--- RECORDS FOR THIS EXERCISE ---

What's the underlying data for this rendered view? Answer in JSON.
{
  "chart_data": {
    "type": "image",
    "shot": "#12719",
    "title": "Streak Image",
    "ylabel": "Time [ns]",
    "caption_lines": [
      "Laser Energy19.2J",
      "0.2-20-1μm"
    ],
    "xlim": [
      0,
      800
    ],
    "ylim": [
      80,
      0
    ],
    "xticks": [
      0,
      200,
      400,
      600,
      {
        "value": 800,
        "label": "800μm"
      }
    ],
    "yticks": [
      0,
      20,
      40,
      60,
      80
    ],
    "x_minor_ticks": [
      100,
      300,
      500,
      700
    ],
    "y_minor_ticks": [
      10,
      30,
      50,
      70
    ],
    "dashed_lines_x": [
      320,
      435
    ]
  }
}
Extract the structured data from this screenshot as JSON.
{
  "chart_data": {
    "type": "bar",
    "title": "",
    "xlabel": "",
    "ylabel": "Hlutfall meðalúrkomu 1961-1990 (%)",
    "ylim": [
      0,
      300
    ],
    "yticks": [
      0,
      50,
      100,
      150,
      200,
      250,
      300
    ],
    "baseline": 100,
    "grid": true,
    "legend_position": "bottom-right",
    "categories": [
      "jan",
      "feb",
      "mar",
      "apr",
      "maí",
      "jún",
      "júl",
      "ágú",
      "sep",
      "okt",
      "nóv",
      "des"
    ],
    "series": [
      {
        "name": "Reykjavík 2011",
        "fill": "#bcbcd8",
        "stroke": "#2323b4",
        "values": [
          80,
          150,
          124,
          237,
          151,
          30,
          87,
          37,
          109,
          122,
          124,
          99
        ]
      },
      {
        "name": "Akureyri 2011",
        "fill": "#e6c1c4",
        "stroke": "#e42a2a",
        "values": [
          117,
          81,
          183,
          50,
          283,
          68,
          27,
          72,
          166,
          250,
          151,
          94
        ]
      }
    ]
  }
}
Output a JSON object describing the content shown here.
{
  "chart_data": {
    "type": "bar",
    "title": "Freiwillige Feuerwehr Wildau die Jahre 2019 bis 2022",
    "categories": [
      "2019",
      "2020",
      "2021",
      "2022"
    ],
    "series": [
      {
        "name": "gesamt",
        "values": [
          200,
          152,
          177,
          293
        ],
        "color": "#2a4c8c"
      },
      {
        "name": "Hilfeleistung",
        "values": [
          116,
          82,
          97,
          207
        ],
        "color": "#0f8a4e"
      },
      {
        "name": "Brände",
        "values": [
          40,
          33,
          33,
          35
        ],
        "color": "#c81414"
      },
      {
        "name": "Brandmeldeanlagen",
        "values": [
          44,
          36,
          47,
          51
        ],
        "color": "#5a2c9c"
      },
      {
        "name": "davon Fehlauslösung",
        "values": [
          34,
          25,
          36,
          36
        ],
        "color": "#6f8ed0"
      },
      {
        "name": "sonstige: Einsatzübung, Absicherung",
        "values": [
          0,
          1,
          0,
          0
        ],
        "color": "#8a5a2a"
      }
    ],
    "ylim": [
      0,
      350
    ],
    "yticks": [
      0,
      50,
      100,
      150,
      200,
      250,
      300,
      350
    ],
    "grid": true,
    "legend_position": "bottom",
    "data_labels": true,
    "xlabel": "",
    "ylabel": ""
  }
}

---

Nothing should be left out: repeat all of the data exactly.

What's the underlying data for this rendered view? Answer in JSON.
{
  "chart_data": {
    "type": "image",
    "shot": "#12719",
    "title": "Streak Image",
    "ylabel": "Time [ns]",
    "caption_lines": [
      "Laser Energy19.2J",
      "0.2-20-1μm"
    ],
    "xlim": [
      0,
      800
    ],
    "ylim": [
      80,
      0
    ],
    "xticks": [
      0,
      200,
      400,
      600,
      {
        "value": 800,
        "label": "800μm"
      }
    ],
    "yticks": [
      0,
      20,
      40,
      60,
      80
    ],
    "x_minor_ticks": [
      100,
      300,
      500,
      700
    ],
    "y_minor_ticks": [
      10,
      30,
      50,
      70
    ],
    "dashed_lines_x": [
      320,
      435
    ]
  }
}
Extract the structured data from this screenshot as JSON.
{
  "chart_data": {
    "type": "bar",
    "title": "",
    "xlabel": "",
    "ylabel": "Hlutfall meðalúrkomu 1961-1990 (%)",
    "ylim": [
      0,
      300
    ],
    "yticks": [
      0,
      50,
      100,
      150,
      200,
      250,
      300
    ],
    "baseline": 100,
    "grid": true,
    "legend_position": "bottom-right",
    "categories": [
      "jan",
      "feb",
      "mar",
      "apr",
      "maí",
      "jún",
      "júl",
      "ágú",
      "sep",
      "okt",
      "nóv",
      "des"
    ],
    "series": [
      {
        "name": "Reykjavík 2011",
        "fill": "#bcbcd8",
        "stroke": "#2323b4",
        "values": [
          80,
          150,
          124,
          237,
          151,
          30,
          87,
          37,
          109,
          122,
          124,
          99
        ]
      },
      {
        "name": "Akureyri 2011",
        "fill": "#e6c1c4",
        "stroke": "#e42a2a",
        "values": [
          117,
          81,
          183,
          50,
          283,
          68,
          27,
          72,
          166,
          250,
          151,
          94
        ]
      }
    ]
  }
}
Output a JSON object describing the content shown here.
{
  "chart_data": {
    "type": "bar",
    "title": "Freiwillige Feuerwehr Wildau die Jahre 2019 bis 2022",
    "categories": [
      "2019",
      "2020",
      "2021",
      "2022"
    ],
    "series": [
      {
        "name": "gesamt",
        "values": [
          200,
          152,
          177,
          293
        ],
        "color": "#2a4c8c"
      },
      {
        "name": "Hilfeleistung",
        "values": [
          116,
          82,
          97,
          207
        ],
        "color": "#0f8a4e"
      },
      {
        "name": "Brände",
        "values": [
          40,
          33,
          33,
          35
        ],
        "color": "#c81414"
      },
      {
        "name": "Brandmeldeanlagen",
        "values": [
          44,
          36,
          47,
          51
        ],
        "color": "#5a2c9c"
      },
      {
        "name": "davon Fehlauslösung",
        "values": [
          34,
          25,
          36,
          36
        ],
        "color": "#6f8ed0"
      },
      {
        "name": "sonstige: Einsatzübung, Absicherung",
        "values": [
          0,
          1,
          0,
          0
        ],
        "color": "#8a5a2a"
      }
    ],
    "ylim": [
      0,
      350
    ],
    "yticks": [
      0,
      50,
      100,
      150,
      200,
      250,
      300,
      350
    ],
    "grid": true,
    "legend_position": "bottom",
    "data_labels": true,
    "xlabel": "",
    "ylabel": ""
  }
}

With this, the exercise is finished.